▶ _To be done_
State how many lines in these records contain the word "tháng", and nothing else.

▶ _Stored data_
#####
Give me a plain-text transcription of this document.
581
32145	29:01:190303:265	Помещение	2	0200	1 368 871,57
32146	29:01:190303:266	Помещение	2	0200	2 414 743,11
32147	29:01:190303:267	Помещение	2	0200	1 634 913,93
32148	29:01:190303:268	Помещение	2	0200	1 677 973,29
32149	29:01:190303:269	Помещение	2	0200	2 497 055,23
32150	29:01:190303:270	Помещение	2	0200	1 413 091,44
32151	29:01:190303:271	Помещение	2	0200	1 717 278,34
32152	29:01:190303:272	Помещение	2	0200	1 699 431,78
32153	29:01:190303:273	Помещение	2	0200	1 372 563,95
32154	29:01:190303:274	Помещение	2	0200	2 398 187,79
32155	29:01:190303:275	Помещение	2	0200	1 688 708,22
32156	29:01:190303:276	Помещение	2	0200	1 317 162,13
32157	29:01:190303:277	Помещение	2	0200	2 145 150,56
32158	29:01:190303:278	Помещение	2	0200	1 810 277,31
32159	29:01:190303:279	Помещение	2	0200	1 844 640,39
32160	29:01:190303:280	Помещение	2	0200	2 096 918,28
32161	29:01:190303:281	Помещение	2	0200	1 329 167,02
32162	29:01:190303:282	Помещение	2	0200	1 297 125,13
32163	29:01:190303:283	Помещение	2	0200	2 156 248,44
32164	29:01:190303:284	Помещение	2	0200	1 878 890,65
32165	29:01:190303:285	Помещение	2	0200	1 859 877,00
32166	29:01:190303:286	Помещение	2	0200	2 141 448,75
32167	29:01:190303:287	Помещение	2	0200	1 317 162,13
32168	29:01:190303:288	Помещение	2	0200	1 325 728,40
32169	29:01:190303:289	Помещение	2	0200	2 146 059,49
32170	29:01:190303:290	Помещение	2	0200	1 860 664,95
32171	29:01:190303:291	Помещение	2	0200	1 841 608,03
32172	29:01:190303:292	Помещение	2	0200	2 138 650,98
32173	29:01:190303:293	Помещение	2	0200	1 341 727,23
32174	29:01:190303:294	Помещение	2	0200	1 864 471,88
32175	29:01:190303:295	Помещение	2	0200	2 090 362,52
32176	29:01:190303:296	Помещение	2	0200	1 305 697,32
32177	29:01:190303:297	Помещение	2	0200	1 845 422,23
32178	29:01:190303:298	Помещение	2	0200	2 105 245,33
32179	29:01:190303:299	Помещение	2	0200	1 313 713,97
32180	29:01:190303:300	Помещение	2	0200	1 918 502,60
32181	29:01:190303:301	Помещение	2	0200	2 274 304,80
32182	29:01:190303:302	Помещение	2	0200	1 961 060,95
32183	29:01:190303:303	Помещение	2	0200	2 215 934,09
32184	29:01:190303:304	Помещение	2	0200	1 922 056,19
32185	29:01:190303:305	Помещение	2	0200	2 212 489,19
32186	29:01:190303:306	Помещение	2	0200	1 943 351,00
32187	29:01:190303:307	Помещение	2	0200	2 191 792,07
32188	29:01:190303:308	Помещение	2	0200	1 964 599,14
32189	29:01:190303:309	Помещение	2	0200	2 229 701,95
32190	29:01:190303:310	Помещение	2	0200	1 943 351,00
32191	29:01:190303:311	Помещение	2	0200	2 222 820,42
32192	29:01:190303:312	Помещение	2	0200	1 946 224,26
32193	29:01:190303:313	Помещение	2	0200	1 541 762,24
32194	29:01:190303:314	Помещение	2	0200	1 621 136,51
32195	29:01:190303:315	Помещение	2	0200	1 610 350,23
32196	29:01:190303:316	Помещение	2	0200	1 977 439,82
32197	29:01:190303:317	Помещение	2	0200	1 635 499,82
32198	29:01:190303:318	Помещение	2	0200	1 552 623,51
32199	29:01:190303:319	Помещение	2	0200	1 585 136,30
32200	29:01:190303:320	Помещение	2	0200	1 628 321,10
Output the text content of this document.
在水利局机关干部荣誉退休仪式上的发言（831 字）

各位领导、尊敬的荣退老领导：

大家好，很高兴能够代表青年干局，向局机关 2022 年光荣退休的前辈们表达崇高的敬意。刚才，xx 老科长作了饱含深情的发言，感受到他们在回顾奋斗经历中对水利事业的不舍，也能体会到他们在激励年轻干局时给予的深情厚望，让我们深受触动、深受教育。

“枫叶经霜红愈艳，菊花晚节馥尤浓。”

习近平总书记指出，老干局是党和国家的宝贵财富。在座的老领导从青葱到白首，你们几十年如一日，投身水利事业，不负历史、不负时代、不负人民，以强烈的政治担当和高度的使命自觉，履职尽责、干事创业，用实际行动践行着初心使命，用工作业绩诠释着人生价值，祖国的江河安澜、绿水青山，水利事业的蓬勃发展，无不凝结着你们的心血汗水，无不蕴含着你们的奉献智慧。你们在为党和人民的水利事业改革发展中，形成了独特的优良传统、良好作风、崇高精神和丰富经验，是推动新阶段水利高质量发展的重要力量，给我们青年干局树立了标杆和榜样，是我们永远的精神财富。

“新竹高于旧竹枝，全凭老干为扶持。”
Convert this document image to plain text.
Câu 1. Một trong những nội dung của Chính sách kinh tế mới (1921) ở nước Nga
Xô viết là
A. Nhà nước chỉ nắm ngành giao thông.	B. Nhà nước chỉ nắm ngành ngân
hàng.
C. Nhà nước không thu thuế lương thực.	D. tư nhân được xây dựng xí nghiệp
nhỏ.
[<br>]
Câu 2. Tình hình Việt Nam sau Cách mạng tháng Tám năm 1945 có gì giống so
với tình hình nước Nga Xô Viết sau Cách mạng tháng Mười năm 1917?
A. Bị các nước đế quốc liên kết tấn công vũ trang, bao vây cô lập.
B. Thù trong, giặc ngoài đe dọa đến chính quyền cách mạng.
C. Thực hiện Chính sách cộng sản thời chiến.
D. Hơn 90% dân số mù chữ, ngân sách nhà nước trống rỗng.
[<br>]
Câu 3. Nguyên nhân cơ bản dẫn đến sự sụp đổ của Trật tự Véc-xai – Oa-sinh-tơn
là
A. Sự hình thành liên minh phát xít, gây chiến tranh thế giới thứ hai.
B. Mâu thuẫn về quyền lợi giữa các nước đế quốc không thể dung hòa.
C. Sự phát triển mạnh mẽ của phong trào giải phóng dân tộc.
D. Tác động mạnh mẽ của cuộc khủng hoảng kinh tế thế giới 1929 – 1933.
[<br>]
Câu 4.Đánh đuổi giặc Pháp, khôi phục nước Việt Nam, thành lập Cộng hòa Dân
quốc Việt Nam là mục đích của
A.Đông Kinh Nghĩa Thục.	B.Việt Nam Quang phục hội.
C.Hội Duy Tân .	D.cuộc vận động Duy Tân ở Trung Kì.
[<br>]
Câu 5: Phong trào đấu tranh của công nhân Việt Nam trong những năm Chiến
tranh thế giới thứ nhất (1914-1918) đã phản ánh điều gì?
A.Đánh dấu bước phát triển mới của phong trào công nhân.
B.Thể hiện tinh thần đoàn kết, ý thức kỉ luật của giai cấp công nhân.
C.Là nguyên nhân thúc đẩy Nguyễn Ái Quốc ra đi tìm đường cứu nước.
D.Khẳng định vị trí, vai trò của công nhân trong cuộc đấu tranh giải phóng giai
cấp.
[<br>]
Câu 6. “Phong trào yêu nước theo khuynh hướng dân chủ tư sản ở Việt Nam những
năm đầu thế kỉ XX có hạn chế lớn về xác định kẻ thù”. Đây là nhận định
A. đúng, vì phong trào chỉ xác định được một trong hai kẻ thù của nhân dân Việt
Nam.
#####
▶ _Correct result_
2